Aim – Gather up the lines that contain "truffles".

--- Exercise data ---

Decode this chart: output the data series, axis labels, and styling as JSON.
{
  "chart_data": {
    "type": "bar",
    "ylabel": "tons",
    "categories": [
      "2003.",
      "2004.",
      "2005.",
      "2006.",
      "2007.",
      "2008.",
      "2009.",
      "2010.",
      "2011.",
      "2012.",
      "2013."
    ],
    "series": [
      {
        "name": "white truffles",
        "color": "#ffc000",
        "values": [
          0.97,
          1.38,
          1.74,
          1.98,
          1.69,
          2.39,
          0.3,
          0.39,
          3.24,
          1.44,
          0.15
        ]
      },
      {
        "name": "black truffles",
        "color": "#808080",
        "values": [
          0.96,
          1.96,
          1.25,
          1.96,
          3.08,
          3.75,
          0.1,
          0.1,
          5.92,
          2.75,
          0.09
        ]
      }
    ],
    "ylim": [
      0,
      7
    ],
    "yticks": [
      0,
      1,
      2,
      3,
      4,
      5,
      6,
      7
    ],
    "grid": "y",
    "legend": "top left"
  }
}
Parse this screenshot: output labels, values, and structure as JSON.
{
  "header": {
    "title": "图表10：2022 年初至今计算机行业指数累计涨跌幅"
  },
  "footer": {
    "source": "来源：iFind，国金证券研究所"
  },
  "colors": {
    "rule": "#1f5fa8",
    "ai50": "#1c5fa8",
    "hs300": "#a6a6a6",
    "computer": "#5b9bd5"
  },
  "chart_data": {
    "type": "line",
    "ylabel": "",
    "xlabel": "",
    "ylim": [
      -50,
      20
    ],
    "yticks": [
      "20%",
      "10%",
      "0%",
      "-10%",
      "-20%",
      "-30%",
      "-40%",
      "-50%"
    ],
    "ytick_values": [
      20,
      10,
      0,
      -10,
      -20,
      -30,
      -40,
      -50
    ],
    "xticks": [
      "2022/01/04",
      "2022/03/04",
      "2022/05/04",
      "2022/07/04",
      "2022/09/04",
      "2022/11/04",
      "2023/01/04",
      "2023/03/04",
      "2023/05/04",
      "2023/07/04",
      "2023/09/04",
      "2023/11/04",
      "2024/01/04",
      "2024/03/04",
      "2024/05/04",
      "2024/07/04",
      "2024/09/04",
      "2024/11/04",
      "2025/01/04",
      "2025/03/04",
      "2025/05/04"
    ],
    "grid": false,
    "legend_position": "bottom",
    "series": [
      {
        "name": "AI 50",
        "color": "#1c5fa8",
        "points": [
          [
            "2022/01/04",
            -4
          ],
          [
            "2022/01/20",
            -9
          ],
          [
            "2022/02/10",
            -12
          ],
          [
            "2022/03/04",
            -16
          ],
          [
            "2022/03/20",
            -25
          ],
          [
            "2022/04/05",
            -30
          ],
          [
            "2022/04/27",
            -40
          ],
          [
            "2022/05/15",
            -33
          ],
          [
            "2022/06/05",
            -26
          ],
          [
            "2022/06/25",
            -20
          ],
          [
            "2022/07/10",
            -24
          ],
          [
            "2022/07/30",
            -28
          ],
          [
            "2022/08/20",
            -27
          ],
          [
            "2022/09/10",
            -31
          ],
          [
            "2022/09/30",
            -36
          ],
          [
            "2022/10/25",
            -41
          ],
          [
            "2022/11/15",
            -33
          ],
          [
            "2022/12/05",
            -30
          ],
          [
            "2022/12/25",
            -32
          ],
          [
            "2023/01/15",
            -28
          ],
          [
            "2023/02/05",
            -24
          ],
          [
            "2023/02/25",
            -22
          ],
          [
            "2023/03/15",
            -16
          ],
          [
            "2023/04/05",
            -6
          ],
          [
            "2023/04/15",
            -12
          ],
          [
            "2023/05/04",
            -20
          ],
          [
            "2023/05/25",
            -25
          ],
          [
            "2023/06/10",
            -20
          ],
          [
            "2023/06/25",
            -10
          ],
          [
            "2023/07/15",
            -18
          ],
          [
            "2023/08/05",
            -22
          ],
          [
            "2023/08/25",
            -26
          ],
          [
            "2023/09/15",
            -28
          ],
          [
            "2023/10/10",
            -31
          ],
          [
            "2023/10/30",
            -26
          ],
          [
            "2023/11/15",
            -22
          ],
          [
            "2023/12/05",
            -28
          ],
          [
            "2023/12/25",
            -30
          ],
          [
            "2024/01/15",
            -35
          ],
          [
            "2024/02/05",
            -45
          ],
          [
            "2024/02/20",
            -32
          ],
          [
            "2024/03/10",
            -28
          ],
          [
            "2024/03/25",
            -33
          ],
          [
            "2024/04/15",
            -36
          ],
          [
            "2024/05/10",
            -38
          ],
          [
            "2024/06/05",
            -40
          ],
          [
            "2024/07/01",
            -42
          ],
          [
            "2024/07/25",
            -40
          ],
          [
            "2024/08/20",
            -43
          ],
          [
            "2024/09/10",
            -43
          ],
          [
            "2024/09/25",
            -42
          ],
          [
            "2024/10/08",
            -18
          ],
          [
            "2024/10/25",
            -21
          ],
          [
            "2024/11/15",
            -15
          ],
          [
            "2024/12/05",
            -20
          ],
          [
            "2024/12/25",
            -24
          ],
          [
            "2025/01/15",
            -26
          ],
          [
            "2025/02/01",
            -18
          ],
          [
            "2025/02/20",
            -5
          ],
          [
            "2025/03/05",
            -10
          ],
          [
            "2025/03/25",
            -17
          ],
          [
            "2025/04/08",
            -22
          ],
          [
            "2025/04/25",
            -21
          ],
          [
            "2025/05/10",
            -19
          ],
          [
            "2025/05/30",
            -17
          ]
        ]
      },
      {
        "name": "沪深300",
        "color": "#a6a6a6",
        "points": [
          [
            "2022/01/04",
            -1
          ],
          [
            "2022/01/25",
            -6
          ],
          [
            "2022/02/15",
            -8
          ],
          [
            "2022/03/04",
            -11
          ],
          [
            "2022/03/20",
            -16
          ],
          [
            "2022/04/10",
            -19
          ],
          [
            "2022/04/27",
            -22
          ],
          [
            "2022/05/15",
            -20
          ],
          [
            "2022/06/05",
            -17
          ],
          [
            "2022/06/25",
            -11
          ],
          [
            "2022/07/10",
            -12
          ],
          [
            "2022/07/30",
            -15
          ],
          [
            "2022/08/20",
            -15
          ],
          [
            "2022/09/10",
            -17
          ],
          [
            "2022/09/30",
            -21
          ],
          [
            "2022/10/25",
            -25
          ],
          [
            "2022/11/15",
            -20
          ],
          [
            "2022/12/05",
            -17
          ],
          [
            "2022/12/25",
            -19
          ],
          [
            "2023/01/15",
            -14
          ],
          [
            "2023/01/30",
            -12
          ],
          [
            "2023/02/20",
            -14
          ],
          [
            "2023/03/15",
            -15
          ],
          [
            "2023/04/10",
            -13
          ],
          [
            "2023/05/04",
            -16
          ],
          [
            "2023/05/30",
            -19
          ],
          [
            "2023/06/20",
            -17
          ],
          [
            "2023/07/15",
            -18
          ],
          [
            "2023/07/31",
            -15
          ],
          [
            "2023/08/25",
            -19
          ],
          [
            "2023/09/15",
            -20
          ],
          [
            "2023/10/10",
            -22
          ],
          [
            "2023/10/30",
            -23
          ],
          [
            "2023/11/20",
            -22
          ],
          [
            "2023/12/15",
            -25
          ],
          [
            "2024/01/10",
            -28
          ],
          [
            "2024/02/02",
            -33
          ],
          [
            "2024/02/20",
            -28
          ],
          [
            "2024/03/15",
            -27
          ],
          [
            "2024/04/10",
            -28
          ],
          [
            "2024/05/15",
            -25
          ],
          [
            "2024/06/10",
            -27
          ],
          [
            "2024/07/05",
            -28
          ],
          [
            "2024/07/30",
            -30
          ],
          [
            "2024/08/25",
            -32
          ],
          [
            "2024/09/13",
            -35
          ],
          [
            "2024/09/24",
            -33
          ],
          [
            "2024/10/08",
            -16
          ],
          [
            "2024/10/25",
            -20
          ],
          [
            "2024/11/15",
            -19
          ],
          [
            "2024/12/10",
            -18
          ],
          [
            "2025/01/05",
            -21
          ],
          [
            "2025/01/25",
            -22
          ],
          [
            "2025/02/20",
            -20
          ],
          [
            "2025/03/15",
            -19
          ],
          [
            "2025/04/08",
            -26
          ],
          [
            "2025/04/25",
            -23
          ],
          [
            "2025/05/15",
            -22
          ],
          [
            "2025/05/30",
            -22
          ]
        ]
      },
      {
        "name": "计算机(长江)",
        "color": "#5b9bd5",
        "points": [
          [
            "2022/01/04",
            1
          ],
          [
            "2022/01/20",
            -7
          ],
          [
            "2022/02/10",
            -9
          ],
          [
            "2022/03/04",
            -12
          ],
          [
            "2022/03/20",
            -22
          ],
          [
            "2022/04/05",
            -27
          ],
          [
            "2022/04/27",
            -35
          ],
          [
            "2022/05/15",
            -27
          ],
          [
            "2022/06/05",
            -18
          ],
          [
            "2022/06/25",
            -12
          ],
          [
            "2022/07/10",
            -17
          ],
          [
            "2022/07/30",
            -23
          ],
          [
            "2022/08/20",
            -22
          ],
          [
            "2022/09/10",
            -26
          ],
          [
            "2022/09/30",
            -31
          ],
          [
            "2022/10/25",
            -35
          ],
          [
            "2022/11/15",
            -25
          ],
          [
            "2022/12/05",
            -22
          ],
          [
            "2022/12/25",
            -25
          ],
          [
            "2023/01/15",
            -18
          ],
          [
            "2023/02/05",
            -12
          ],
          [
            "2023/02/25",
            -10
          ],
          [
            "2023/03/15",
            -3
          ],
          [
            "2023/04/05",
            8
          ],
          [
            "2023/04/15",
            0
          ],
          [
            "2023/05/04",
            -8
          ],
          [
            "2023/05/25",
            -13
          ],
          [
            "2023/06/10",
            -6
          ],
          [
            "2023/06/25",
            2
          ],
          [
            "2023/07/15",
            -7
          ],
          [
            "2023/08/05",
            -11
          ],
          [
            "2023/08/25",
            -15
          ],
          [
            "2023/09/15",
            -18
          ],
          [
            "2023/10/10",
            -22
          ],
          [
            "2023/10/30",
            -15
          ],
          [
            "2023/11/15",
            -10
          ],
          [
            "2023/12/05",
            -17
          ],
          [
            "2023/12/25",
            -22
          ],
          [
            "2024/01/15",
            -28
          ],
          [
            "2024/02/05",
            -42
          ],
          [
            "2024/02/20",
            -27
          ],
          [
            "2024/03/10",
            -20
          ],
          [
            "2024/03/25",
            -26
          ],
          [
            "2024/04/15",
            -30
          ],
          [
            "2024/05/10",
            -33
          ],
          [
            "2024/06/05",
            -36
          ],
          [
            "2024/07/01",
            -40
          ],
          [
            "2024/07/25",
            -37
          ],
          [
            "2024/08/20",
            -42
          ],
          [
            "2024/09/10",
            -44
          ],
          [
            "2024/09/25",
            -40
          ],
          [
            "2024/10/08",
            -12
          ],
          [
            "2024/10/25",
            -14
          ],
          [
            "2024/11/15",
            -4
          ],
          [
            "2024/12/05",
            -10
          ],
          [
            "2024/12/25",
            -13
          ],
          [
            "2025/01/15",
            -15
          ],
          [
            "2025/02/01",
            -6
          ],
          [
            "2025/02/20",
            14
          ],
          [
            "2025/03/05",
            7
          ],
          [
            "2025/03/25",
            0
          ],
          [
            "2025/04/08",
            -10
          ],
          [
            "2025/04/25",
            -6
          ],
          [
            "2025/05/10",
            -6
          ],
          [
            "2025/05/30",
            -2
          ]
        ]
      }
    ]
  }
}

---

The result –
        "name": "white truffles",
        "name": "black truffles",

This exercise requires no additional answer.